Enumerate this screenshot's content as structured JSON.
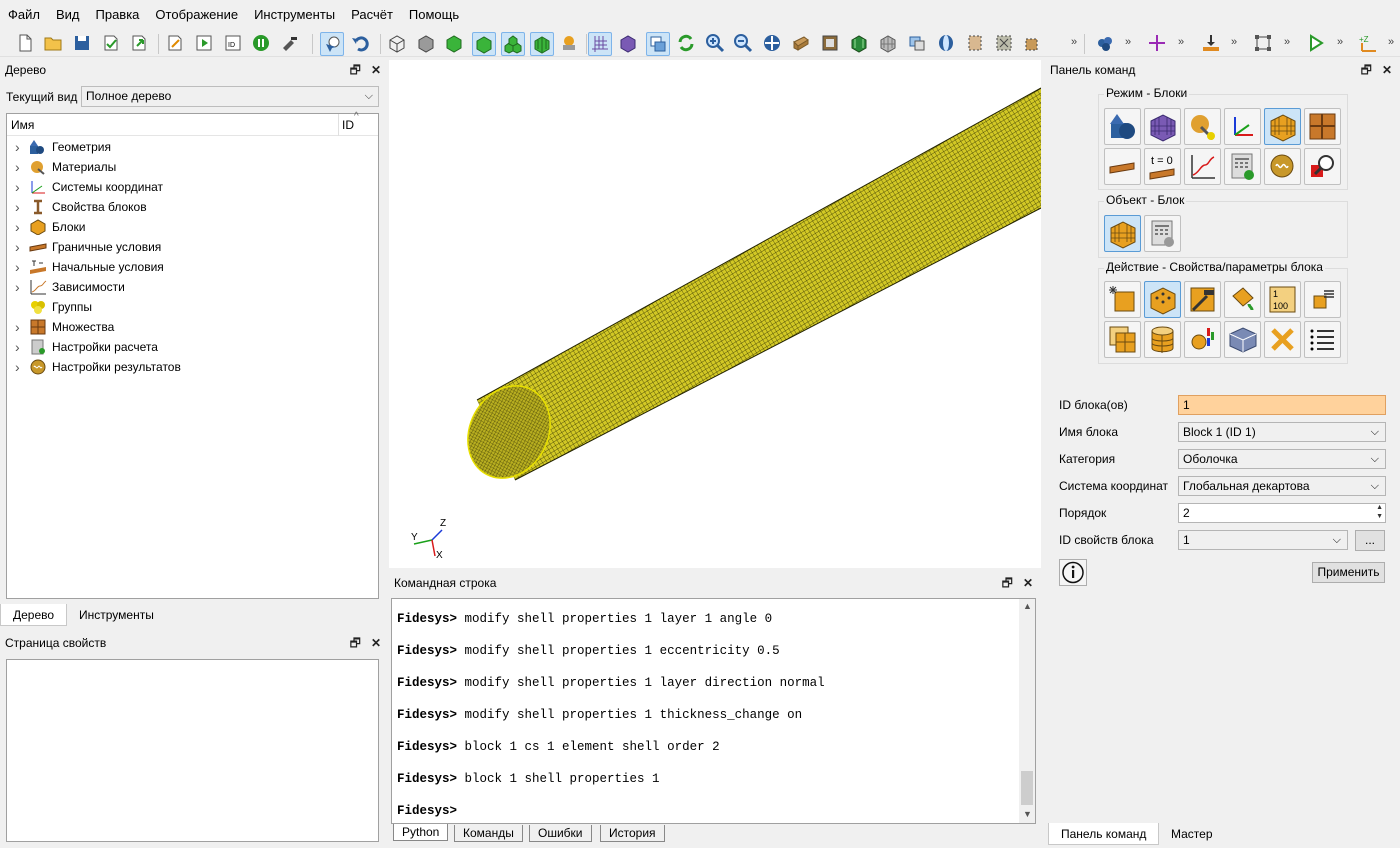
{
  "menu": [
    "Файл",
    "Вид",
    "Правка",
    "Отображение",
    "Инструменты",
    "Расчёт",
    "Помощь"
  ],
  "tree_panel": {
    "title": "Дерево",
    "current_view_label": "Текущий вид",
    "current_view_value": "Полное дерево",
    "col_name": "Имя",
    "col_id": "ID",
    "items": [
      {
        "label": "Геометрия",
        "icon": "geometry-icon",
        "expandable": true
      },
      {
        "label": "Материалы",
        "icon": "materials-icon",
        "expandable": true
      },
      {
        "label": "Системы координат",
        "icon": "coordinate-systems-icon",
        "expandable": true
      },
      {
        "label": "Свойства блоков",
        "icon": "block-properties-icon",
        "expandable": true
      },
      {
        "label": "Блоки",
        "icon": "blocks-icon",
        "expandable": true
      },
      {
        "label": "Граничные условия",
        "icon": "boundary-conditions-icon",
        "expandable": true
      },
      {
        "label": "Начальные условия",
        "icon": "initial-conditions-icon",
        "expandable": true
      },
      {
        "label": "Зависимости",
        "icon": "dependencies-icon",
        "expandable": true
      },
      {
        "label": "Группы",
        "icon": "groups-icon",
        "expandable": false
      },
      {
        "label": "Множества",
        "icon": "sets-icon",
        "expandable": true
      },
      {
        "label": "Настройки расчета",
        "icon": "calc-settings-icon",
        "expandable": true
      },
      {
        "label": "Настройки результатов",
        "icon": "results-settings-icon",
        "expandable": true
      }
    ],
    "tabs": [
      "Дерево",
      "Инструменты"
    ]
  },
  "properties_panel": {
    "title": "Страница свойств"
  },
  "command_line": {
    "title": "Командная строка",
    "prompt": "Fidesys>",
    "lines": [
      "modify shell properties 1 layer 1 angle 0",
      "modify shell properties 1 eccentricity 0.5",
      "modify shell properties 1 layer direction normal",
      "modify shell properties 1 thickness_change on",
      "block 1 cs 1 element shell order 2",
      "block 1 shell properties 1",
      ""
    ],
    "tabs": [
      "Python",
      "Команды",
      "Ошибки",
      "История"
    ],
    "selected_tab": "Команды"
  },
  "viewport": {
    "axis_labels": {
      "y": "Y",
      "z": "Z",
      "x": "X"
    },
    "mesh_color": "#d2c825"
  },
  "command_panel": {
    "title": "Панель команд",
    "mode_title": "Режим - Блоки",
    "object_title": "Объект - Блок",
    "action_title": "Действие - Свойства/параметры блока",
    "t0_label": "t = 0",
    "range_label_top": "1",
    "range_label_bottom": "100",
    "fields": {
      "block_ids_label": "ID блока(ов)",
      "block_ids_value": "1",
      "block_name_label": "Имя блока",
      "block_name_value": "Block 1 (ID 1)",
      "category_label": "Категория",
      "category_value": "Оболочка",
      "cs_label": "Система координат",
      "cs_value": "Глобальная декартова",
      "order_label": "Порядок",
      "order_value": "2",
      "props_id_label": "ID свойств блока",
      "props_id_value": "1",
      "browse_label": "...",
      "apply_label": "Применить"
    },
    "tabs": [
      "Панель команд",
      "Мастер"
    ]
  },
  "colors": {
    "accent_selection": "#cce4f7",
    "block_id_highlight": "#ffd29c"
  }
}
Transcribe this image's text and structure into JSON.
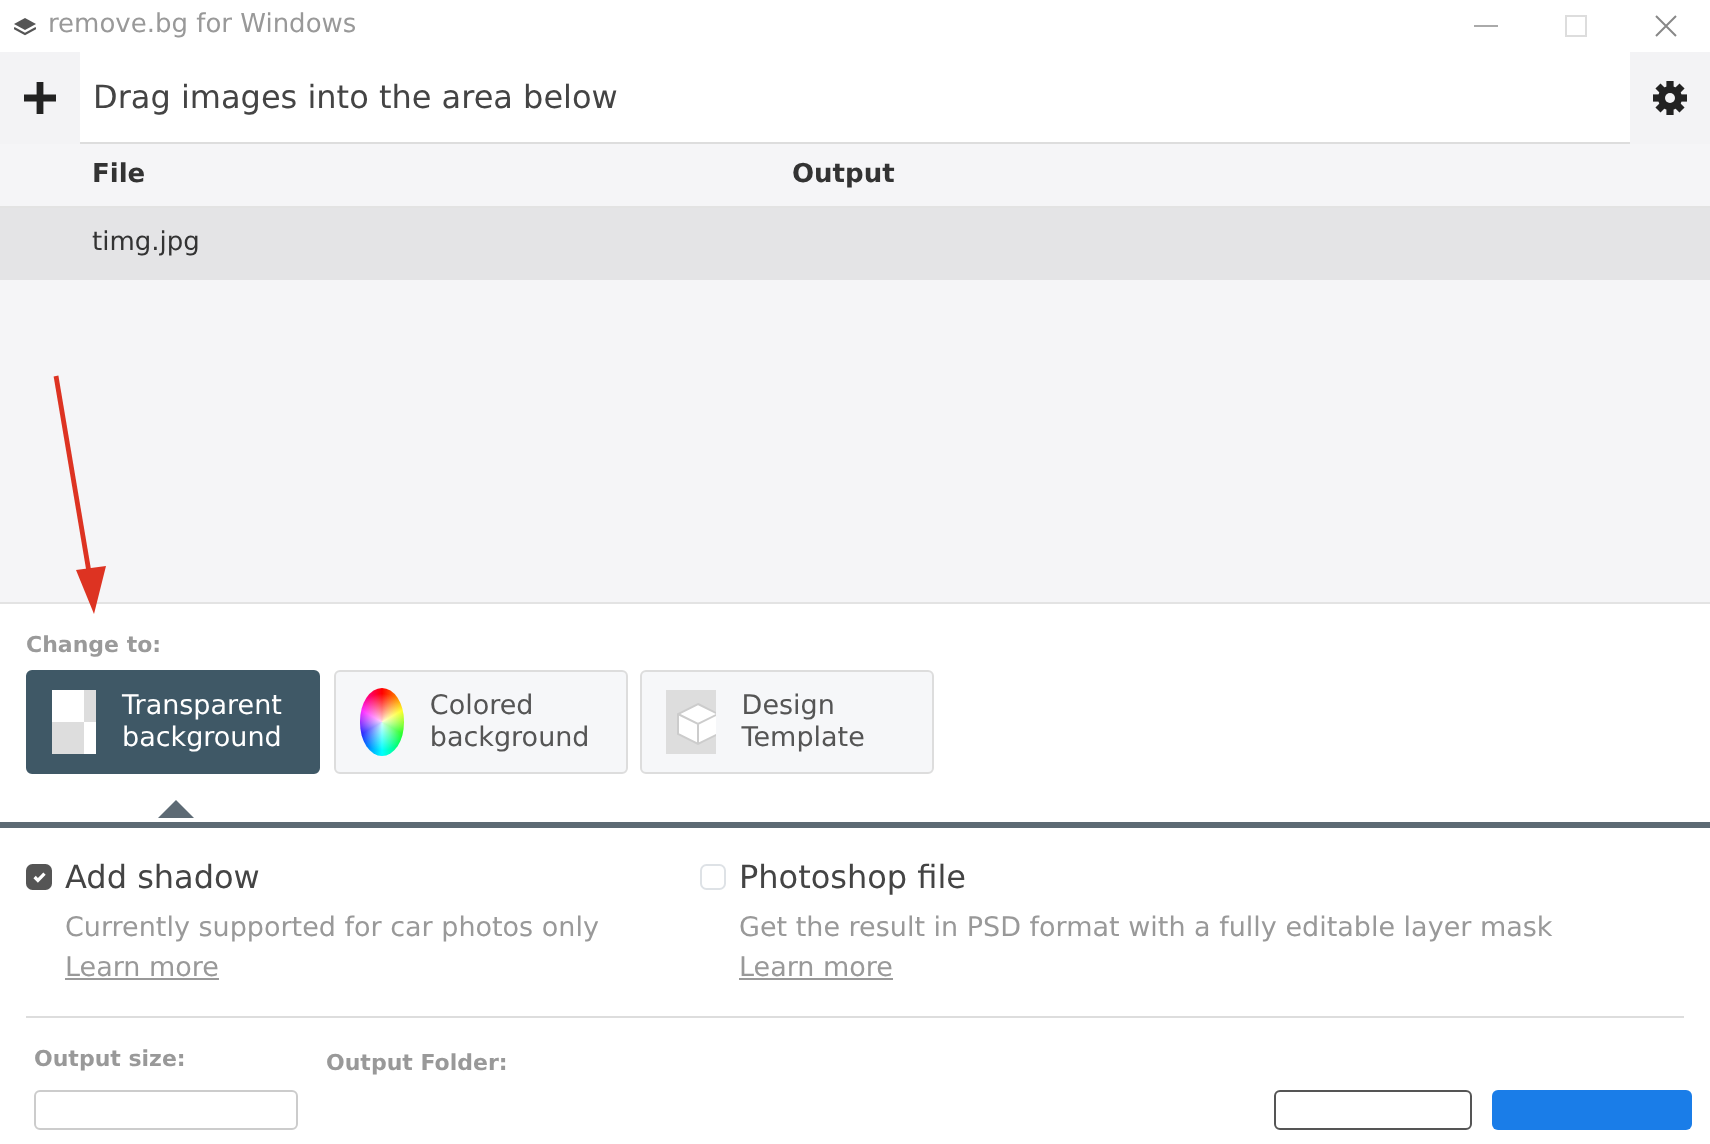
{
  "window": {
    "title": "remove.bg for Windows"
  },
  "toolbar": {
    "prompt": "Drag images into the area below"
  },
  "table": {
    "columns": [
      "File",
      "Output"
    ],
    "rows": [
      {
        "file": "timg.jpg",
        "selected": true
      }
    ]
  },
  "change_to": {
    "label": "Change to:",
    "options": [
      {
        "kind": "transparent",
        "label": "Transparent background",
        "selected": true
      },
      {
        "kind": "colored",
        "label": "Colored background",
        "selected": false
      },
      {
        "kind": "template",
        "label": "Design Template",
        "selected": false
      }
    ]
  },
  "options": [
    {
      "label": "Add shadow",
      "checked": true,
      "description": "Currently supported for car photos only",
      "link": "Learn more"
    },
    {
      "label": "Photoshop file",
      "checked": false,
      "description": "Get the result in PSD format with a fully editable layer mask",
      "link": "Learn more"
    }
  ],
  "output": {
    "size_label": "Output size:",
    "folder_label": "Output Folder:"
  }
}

§ §

→ **Your goal**:
Reproduce every record word for word. The copy must contain no pictures.

→ **Problem solution**:
Enumerate this screenshot's content as structured JSON.
{
  "menu": [
    "Файл",
    "Вид",
    "Правка",
    "Отображение",
    "Инструменты",
    "Расчёт",
    "Помощь"
  ],
  "tree_panel": {
    "title": "Дерево",
    "current_view_label": "Текущий вид",
    "current_view_value": "Полное дерево",
    "col_name": "Имя",
    "col_id": "ID",
    "items": [
      {
        "label": "Геометрия",
        "icon": "geometry-icon",
        "expandable": true
      },
      {
        "label": "Материалы",
        "icon": "materials-icon",
        "expandable": true
      },
      {
        "label": "Системы координат",
        "icon": "coordinate-systems-icon",
        "expandable": true
      },
      {
        "label": "Свойства блоков",
        "icon": "block-properties-icon",
        "expandable": true
      },
      {
        "label": "Блоки",
        "icon": "blocks-icon",
        "expandable": true
      },
      {
        "label": "Граничные условия",
        "icon": "boundary-conditions-icon",
        "expandable": true
      },
      {
        "label": "Начальные условия",
        "icon": "initial-conditions-icon",
        "expandable": true
      },
      {
        "label": "Зависимости",
        "icon": "dependencies-icon",
        "expandable": true
      },
      {
        "label": "Группы",
        "icon": "groups-icon",
        "expandable": false
      },
      {
        "label": "Множества",
        "icon": "sets-icon",
        "expandable": true
      },
      {
        "label": "Настройки расчета",
        "icon": "calc-settings-icon",
        "expandable": true
      },
      {
        "label": "Настройки результатов",
        "icon": "results-settings-icon",
        "expandable": true
      }
    ],
    "tabs": [
      "Дерево",
      "Инструменты"
    ]
  },
  "properties_panel": {
    "title": "Страница свойств"
  },
  "command_line": {
    "title": "Командная строка",
    "prompt": "Fidesys>",
    "lines": [
      "modify shell properties 1 layer 1 angle 0",
      "modify shell properties 1 eccentricity 0.5",
      "modify shell properties 1 layer direction normal",
      "modify shell properties 1 thickness_change on",
      "block 1 cs 1 element shell order 2",
      "block 1 shell properties 1",
      ""
    ],
    "tabs": [
      "Python",
      "Команды",
      "Ошибки",
      "История"
    ],
    "selected_tab": "Команды"
  },
  "viewport": {
    "axis_labels": {
      "y": "Y",
      "z": "Z",
      "x": "X"
    },
    "mesh_color": "#d2c825"
  },
  "command_panel": {
    "title": "Панель команд",
    "mode_title": "Режим - Блоки",
    "object_title": "Объект - Блок",
    "action_title": "Действие - Свойства/параметры блока",
    "t0_label": "t = 0",
    "range_label_top": "1",
    "range_label_bottom": "100",
    "fields": {
      "block_ids_label": "ID блока(ов)",
      "block_ids_value": "1",
      "block_name_label": "Имя блока",
      "block_name_value": "Block 1 (ID 1)",
      "category_label": "Категория",
      "category_value": "Оболочка",
      "cs_label": "Система координат",
      "cs_value": "Глобальная декартова",
      "order_label": "Порядок",
      "order_value": "2",
      "props_id_label": "ID свойств блока",
      "props_id_value": "1",
      "browse_label": "...",
      "apply_label": "Применить"
    },
    "tabs": [
      "Панель команд",
      "Мастер"
    ]
  },
  "colors": {
    "accent_selection": "#cce4f7",
    "block_id_highlight": "#ffd29c"
  }
}
Transcribe this image's text and structure into JSON.
{
  "window": {
    "title": "remove.bg for Windows"
  },
  "toolbar": {
    "prompt": "Drag images into the area below"
  },
  "table": {
    "columns": [
      "File",
      "Output"
    ],
    "rows": [
      {
        "file": "timg.jpg",
        "selected": true
      }
    ]
  },
  "change_to": {
    "label": "Change to:",
    "options": [
      {
        "kind": "transparent",
        "label": "Transparent background",
        "selected": true
      },
      {
        "kind": "colored",
        "label": "Colored background",
        "selected": false
      },
      {
        "kind": "template",
        "label": "Design Template",
        "selected": false
      }
    ]
  },
  "options": [
    {
      "label": "Add shadow",
      "checked": true,
      "description": "Currently supported for car photos only",
      "link": "Learn more"
    },
    {
      "label": "Photoshop file",
      "checked": false,
      "description": "Get the result in PSD format with a fully editable layer mask",
      "link": "Learn more"
    }
  ],
  "output": {
    "size_label": "Output size:",
    "folder_label": "Output Folder:"
  }
}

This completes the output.